Work to do – Take every line that has the string "this" and copy it out.

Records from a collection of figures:

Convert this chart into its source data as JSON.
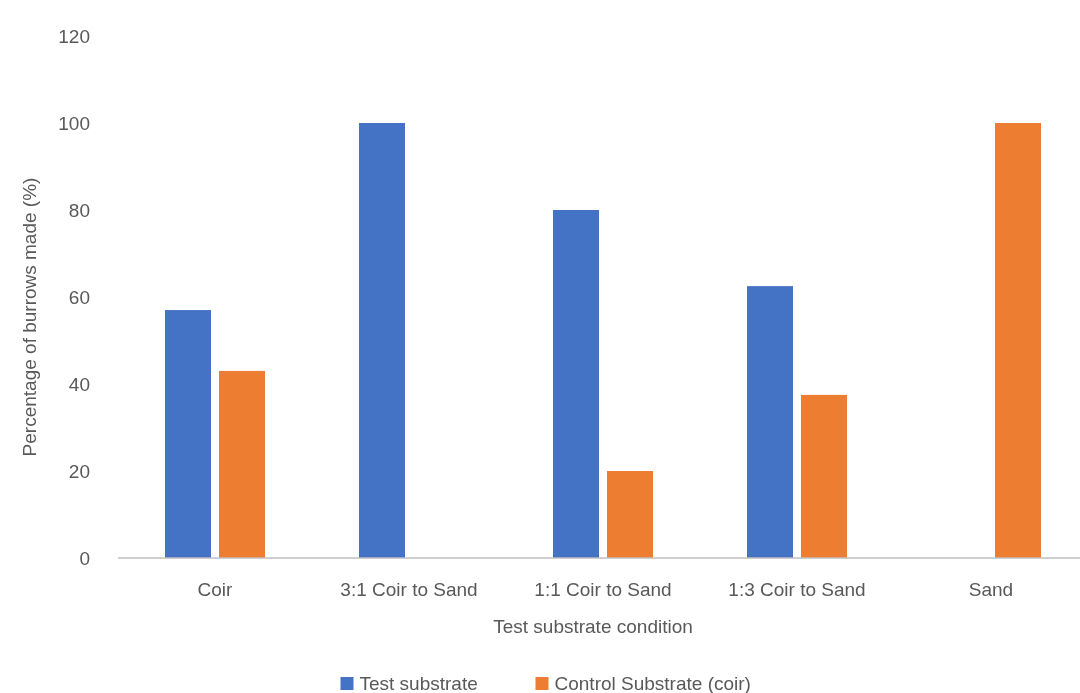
{
  "chart_data": {
    "type": "bar",
    "xlabel": "Test substrate condition",
    "ylabel": "Percentage of burrows made (%)",
    "categories": [
      "Coir",
      "3:1 Coir to Sand",
      "1:1 Coir to Sand",
      "1:3 Coir to Sand",
      "Sand"
    ],
    "series": [
      {
        "name": "Test substrate",
        "color": "#4472c4",
        "values": [
          57,
          100,
          80,
          62.5,
          0
        ]
      },
      {
        "name": "Control Substrate (coir)",
        "color": "#ed7d31",
        "values": [
          43,
          0,
          20,
          37.5,
          100
        ]
      }
    ],
    "ylim": [
      0,
      120
    ],
    "yticks": [
      0,
      20,
      40,
      60,
      80,
      100,
      120
    ],
    "grid": false,
    "legend": "bottom"
  }
}
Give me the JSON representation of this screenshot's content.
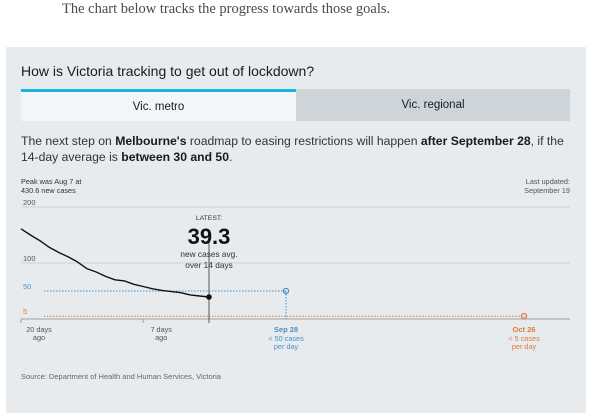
{
  "intro_text": "The chart below tracks the progress towards those goals.",
  "card": {
    "title": "How is Victoria tracking to get out of lockdown?",
    "tabs": [
      {
        "label": "Vic. metro"
      },
      {
        "label": "Vic. regional"
      }
    ],
    "desc": {
      "p1": "The next step on ",
      "b1": "Melbourne's",
      "p2": " roadmap to easing restrictions will happen ",
      "b2": "after September 28",
      "p3": ", if the 14-day average is ",
      "b3": "between 30 and 50",
      "p4": "."
    },
    "source": "Source: Department of Health and Human Services, Victoria"
  },
  "colors": {
    "accent_tab": "#18b5e4",
    "sep_target": "#4a90c8",
    "oct_target": "#e07b39",
    "line": "#111111"
  },
  "chart_data": {
    "type": "line",
    "peak_note": [
      "Peak was Aug 7 at",
      "430.6 new cases"
    ],
    "updated_note": [
      "Last updated:",
      "September 19"
    ],
    "ylim": [
      0,
      200
    ],
    "yticks": [
      "200",
      "100",
      "50",
      "5"
    ],
    "xticks": [
      {
        "label": [
          "20 days",
          "ago"
        ],
        "days_ago": 20
      },
      {
        "label": [
          "7 days",
          "ago"
        ],
        "days_ago": 7
      }
    ],
    "series": [
      {
        "x_days_ago": [
          20,
          19,
          18,
          17,
          16,
          15,
          14,
          13,
          12,
          11,
          10,
          9,
          8,
          7,
          6,
          5,
          4,
          3,
          2,
          1,
          0
        ],
        "values": [
          161,
          150,
          140,
          128,
          119,
          111,
          102,
          90,
          84,
          76,
          70,
          68,
          62,
          58,
          54,
          51,
          49,
          47,
          43,
          41,
          39.3
        ]
      }
    ],
    "latest": {
      "label": "LATEST:",
      "value": "39.3",
      "note": [
        "new cases avg.",
        "over 14 days"
      ]
    },
    "targets": [
      {
        "date": "Sep 28",
        "value": 50,
        "caption": [
          "< 50 cases",
          "per day"
        ],
        "color": "#4a90c8"
      },
      {
        "date": "Oct 26",
        "value": 5,
        "caption": [
          "< 5 cases",
          "per day"
        ],
        "color": "#e07b39"
      }
    ]
  }
}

Solution –
Convert this chart into its source data as JSON.
Give me the JSON representation of this screenshot's content.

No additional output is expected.